This research not only contributes to the existing knowledge in the management of oral mucositis but can also serve as a foundation for future studies in this field. Our findings guide physicians in selecting more effective and safer treatments for patients undergoing chemotherapy. The decision to use normal saline as the control group was based on its clinical relevance and ethical considerations. Normal saline is commonly used in clinical settings, providing a familiar standard against which our interventions were compared. Its use ensures that participants receive a safe and non-harmful treatment option, rather than a bland placebo that may not provide any therapeutic benefit.
In addition to the efficacy of the treatments, it is important to note that no significant adverse events or local reactions were observed in participants throughout the study. This finding supports the safety of the herbal alternatives, making them a viable option for children undergoing chemotherapy. The goal of this research is to improve the quality of life for patients and reduce the side effects of cancer treatments. We hope that the findings of this study will aid in the development of new treatment protocols that include natural and non-toxic substances.
One of the strengths of this study is its clinical trial design, which effectively allows for the comparison of the effects of olive oil and coconut oil. Additionally, the balanced distribution of gender and age among participants enhances the validity of the findings. This study can serve as a pilot investigation that may assist future research on complementary therapies in cancer patients.

### The task
In the text on treating oral mucositis, what was used as the control group?

### Extracted records
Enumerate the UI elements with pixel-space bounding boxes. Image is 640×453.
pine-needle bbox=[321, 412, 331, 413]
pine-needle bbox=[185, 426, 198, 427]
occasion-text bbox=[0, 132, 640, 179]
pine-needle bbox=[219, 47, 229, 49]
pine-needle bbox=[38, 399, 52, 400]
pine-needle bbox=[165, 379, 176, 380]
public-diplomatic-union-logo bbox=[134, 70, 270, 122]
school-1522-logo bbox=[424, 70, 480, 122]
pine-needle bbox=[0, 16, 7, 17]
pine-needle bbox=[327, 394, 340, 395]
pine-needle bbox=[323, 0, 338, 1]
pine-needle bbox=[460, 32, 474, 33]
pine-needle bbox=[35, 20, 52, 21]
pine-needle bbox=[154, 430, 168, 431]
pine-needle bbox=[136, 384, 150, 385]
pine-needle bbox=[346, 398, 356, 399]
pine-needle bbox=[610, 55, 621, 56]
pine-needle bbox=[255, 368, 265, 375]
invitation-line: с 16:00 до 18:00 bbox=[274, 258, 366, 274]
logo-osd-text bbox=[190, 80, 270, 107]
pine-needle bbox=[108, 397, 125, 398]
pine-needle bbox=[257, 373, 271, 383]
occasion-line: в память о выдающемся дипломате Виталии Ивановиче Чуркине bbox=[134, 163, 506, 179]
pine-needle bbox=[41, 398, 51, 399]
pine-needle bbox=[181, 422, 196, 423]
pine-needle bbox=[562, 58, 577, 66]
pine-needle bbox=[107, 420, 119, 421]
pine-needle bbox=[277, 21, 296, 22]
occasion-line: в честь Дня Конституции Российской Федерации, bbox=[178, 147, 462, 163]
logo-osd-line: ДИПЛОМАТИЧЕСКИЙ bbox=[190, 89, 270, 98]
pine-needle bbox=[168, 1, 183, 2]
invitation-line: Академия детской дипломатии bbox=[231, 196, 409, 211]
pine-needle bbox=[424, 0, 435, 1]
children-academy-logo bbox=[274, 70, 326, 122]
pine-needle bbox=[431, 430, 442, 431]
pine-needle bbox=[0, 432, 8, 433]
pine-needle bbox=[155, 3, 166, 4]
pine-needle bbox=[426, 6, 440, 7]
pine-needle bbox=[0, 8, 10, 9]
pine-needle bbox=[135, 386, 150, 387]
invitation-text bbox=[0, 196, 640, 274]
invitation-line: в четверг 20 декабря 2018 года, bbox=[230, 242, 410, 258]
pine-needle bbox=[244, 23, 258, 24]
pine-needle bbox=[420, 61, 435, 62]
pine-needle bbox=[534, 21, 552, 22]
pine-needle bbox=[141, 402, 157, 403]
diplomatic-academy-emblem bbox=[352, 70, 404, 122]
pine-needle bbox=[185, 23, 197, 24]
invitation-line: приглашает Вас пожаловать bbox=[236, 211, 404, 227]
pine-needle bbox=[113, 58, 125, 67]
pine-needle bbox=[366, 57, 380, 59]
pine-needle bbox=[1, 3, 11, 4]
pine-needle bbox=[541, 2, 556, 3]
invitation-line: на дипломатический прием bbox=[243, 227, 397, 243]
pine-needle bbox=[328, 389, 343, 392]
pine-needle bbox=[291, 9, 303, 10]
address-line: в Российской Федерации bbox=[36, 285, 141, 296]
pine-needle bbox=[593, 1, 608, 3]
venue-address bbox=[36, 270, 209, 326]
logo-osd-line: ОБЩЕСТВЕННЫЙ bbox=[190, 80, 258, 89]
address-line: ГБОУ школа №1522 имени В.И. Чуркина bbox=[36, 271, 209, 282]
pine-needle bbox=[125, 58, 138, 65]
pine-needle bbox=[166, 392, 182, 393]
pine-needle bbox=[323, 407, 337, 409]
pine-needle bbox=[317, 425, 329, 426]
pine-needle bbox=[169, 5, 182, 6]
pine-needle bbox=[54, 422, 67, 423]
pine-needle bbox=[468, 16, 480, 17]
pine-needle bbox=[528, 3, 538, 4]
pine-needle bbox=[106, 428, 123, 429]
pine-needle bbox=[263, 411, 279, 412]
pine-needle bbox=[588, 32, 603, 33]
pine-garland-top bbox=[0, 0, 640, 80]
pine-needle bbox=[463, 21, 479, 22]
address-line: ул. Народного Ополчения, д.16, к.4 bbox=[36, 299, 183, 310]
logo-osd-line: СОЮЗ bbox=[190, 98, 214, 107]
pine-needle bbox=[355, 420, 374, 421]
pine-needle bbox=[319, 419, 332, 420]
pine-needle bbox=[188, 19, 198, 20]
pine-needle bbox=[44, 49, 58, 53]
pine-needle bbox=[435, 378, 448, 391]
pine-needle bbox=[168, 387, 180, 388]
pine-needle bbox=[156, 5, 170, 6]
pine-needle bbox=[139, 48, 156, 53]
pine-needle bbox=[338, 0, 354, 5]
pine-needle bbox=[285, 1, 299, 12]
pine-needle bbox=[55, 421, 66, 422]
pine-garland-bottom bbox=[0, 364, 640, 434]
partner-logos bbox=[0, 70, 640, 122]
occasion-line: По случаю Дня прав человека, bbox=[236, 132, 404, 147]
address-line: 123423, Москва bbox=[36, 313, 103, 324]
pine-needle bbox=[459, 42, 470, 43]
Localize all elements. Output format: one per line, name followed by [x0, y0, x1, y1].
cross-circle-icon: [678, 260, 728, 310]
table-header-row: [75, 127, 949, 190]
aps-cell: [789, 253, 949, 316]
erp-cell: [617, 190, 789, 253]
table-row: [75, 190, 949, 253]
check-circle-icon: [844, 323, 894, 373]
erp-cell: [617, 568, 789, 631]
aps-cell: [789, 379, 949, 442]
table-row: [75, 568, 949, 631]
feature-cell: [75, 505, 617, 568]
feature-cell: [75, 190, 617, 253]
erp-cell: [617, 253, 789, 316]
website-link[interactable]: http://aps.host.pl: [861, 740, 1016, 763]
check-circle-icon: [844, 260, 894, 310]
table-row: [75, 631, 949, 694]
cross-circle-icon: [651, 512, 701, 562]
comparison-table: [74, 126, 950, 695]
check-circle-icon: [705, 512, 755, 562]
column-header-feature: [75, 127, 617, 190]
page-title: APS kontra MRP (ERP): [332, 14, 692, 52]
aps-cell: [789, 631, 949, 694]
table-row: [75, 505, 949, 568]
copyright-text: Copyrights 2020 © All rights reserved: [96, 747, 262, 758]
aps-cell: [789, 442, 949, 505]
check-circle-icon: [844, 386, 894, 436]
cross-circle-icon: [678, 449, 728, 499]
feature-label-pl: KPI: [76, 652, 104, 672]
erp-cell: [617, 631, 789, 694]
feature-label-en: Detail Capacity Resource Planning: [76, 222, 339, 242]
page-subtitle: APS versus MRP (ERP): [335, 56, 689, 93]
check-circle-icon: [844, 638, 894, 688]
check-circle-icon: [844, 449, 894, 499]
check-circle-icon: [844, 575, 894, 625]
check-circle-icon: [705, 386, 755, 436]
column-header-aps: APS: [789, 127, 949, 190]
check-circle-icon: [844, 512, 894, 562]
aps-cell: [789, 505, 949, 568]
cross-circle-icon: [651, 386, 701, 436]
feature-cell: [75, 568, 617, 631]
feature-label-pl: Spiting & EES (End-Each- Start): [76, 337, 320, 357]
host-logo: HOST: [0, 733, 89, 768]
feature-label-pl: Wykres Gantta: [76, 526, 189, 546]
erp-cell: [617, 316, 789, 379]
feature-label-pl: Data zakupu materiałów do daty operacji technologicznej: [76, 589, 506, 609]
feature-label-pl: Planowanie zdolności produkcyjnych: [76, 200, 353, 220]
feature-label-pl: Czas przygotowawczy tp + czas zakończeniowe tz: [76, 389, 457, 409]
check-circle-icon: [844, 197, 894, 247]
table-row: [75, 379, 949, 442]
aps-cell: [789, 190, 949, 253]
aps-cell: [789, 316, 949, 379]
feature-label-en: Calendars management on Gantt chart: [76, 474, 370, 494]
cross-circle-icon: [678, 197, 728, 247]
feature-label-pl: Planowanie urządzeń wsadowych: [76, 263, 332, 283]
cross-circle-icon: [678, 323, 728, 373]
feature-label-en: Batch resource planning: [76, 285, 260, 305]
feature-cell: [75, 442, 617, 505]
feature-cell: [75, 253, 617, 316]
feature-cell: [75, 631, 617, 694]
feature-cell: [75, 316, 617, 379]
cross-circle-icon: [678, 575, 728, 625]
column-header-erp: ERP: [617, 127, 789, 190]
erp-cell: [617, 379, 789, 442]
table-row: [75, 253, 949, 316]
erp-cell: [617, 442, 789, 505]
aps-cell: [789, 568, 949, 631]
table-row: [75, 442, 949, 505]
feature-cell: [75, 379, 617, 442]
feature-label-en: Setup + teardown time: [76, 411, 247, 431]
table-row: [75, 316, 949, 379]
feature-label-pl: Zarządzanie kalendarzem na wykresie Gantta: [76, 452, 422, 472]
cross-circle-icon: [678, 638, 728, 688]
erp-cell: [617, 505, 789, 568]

### Written answer
Normal saline.